What is required: Leave out any pictures and transcribe all other data below exactly.

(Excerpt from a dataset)
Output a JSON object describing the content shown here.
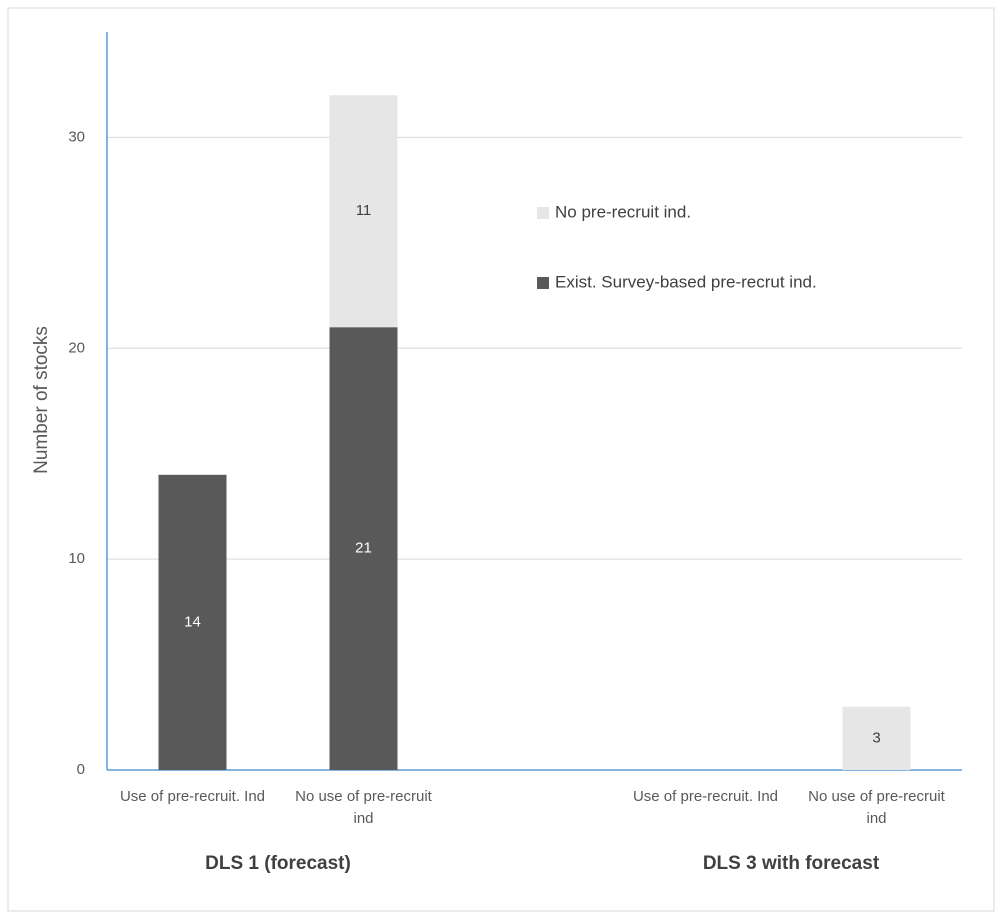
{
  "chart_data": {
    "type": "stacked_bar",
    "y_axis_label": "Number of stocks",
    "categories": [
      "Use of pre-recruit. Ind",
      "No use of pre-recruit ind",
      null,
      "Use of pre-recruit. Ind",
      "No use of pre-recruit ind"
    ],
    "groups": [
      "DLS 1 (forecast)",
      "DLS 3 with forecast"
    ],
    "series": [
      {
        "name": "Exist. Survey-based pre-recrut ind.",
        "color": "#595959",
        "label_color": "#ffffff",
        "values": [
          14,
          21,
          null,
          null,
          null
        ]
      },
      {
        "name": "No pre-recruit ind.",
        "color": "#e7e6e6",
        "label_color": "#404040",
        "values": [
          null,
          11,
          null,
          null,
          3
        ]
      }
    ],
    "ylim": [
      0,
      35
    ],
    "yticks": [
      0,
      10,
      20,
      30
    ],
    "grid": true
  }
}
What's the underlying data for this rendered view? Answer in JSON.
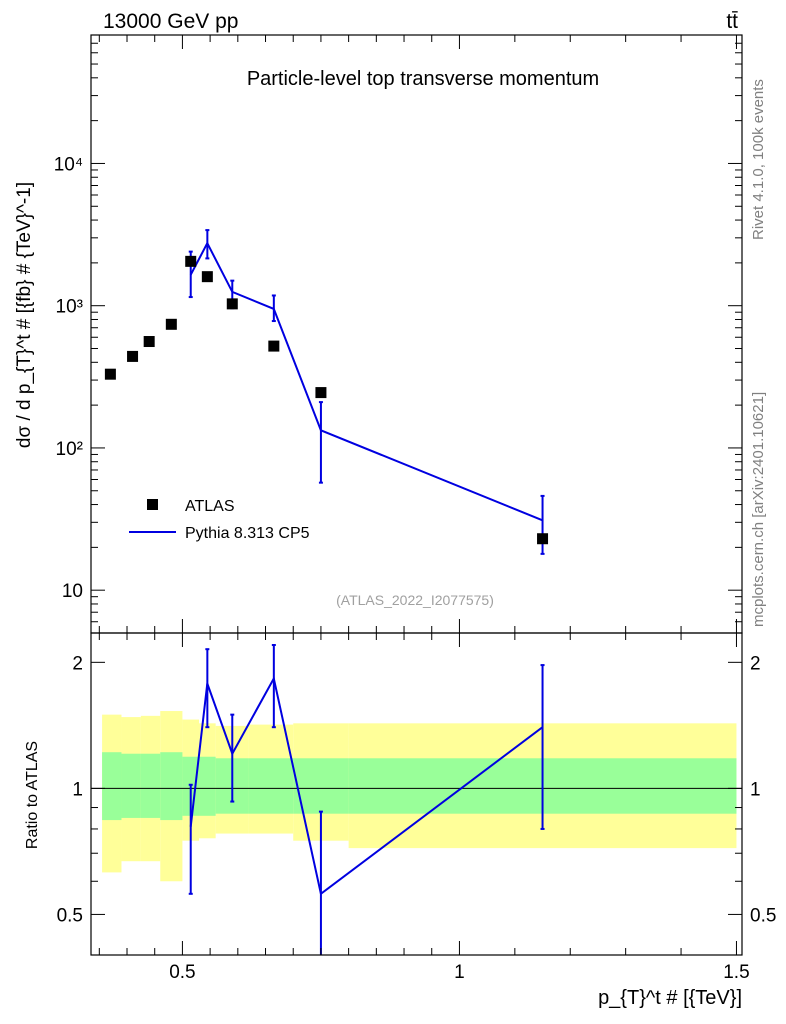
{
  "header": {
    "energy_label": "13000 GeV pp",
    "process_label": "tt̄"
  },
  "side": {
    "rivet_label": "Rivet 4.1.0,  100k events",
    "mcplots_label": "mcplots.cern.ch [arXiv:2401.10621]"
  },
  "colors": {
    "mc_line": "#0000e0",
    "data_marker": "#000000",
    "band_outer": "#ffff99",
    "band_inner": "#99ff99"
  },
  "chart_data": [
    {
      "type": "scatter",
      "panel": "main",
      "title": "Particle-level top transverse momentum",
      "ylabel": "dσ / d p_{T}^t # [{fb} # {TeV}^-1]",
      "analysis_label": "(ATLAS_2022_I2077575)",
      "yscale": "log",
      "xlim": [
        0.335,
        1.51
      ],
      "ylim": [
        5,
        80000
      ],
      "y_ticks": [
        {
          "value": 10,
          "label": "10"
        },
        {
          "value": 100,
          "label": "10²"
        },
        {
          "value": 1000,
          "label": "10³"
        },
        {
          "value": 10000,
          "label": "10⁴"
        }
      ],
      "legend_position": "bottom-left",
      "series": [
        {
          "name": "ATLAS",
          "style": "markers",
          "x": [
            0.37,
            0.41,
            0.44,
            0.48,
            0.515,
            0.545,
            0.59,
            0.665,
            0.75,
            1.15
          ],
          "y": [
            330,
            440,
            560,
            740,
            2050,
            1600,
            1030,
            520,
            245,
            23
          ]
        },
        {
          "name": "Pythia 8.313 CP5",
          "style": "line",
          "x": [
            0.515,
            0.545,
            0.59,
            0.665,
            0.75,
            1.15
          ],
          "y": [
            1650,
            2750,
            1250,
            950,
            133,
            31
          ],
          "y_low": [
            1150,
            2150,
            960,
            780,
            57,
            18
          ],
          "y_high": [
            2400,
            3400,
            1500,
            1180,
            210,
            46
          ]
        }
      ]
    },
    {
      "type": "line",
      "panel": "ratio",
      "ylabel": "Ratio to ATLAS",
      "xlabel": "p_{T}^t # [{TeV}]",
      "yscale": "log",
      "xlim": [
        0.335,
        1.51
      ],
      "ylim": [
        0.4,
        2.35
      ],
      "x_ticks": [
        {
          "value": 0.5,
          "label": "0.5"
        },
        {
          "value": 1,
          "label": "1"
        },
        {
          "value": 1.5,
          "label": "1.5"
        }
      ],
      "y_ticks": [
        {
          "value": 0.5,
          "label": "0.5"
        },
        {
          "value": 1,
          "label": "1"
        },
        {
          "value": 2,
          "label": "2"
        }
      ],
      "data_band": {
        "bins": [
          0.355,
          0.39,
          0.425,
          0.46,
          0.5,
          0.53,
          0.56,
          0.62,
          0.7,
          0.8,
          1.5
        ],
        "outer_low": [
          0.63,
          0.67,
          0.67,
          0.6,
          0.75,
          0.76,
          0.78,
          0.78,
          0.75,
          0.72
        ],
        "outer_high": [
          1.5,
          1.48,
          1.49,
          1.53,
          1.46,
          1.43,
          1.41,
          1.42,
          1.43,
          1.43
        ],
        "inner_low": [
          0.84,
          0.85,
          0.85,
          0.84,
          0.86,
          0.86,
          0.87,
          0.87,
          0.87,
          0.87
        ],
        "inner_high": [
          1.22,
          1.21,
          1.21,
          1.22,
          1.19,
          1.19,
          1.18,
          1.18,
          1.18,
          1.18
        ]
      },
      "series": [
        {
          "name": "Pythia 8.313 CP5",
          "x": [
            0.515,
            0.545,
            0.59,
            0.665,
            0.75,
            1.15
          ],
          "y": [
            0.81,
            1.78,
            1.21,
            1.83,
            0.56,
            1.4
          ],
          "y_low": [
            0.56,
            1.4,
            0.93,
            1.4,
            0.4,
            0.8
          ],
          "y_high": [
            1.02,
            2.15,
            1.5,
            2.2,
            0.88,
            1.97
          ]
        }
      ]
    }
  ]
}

Written solution:
Output a JSON object describing the content shown here.
{
  "chart_data": {
    "type": "stacked_bar",
    "y_axis_label": "Number of stocks",
    "categories": [
      "Use of pre-recruit. Ind",
      "No use of pre-recruit ind",
      null,
      "Use of pre-recruit. Ind",
      "No use of pre-recruit ind"
    ],
    "groups": [
      "DLS 1 (forecast)",
      "DLS 3 with forecast"
    ],
    "series": [
      {
        "name": "Exist. Survey-based pre-recrut ind.",
        "color": "#595959",
        "label_color": "#ffffff",
        "values": [
          14,
          21,
          null,
          null,
          null
        ]
      },
      {
        "name": "No pre-recruit ind.",
        "color": "#e7e6e6",
        "label_color": "#404040",
        "values": [
          null,
          11,
          null,
          null,
          3
        ]
      }
    ],
    "ylim": [
      0,
      35
    ],
    "yticks": [
      0,
      10,
      20,
      30
    ],
    "grid": true
  }
}
What's the underlying data for this rendered view? Answer in JSON.
{
  "header": {
    "energy_label": "13000 GeV pp",
    "process_label": "tt̄"
  },
  "side": {
    "rivet_label": "Rivet 4.1.0,  100k events",
    "mcplots_label": "mcplots.cern.ch [arXiv:2401.10621]"
  },
  "colors": {
    "mc_line": "#0000e0",
    "data_marker": "#000000",
    "band_outer": "#ffff99",
    "band_inner": "#99ff99"
  },
  "chart_data": [
    {
      "type": "scatter",
      "panel": "main",
      "title": "Particle-level top transverse momentum",
      "ylabel": "dσ / d p_{T}^t # [{fb} # {TeV}^-1]",
      "analysis_label": "(ATLAS_2022_I2077575)",
      "yscale": "log",
      "xlim": [
        0.335,
        1.51
      ],
      "ylim": [
        5,
        80000
      ],
      "y_ticks": [
        {
          "value": 10,
          "label": "10"
        },
        {
          "value": 100,
          "label": "10²"
        },
        {
          "value": 1000,
          "label": "10³"
        },
        {
          "value": 10000,
          "label": "10⁴"
        }
      ],
      "legend_position": "bottom-left",
      "series": [
        {
          "name": "ATLAS",
          "style": "markers",
          "x": [
            0.37,
            0.41,
            0.44,
            0.48,
            0.515,
            0.545,
            0.59,
            0.665,
            0.75,
            1.15
          ],
          "y": [
            330,
            440,
            560,
            740,
            2050,
            1600,
            1030,
            520,
            245,
            23
          ]
        },
        {
          "name": "Pythia 8.313 CP5",
          "style": "line",
          "x": [
            0.515,
            0.545,
            0.59,
            0.665,
            0.75,
            1.15
          ],
          "y": [
            1650,
            2750,
            1250,
            950,
            133,
            31
          ],
          "y_low": [
            1150,
            2150,
            960,
            780,
            57,
            18
          ],
          "y_high": [
            2400,
            3400,
            1500,
            1180,
            210,
            46
          ]
        }
      ]
    },
    {
      "type": "line",
      "panel": "ratio",
      "ylabel": "Ratio to ATLAS",
      "xlabel": "p_{T}^t # [{TeV}]",
      "yscale": "log",
      "xlim": [
        0.335,
        1.51
      ],
      "ylim": [
        0.4,
        2.35
      ],
      "x_ticks": [
        {
          "value": 0.5,
          "label": "0.5"
        },
        {
          "value": 1,
          "label": "1"
        },
        {
          "value": 1.5,
          "label": "1.5"
        }
      ],
      "y_ticks": [
        {
          "value": 0.5,
          "label": "0.5"
        },
        {
          "value": 1,
          "label": "1"
        },
        {
          "value": 2,
          "label": "2"
        }
      ],
      "data_band": {
        "bins": [
          0.355,
          0.39,
          0.425,
          0.46,
          0.5,
          0.53,
          0.56,
          0.62,
          0.7,
          0.8,
          1.5
        ],
        "outer_low": [
          0.63,
          0.67,
          0.67,
          0.6,
          0.75,
          0.76,
          0.78,
          0.78,
          0.75,
          0.72
        ],
        "outer_high": [
          1.5,
          1.48,
          1.49,
          1.53,
          1.46,
          1.43,
          1.41,
          1.42,
          1.43,
          1.43
        ],
        "inner_low": [
          0.84,
          0.85,
          0.85,
          0.84,
          0.86,
          0.86,
          0.87,
          0.87,
          0.87,
          0.87
        ],
        "inner_high": [
          1.22,
          1.21,
          1.21,
          1.22,
          1.19,
          1.19,
          1.18,
          1.18,
          1.18,
          1.18
        ]
      },
      "series": [
        {
          "name": "Pythia 8.313 CP5",
          "x": [
            0.515,
            0.545,
            0.59,
            0.665,
            0.75,
            1.15
          ],
          "y": [
            0.81,
            1.78,
            1.21,
            1.83,
            0.56,
            1.4
          ],
          "y_low": [
            0.56,
            1.4,
            0.93,
            1.4,
            0.4,
            0.8
          ],
          "y_high": [
            1.02,
            2.15,
            1.5,
            2.2,
            0.88,
            1.97
          ]
        }
      ]
    }
  ]
}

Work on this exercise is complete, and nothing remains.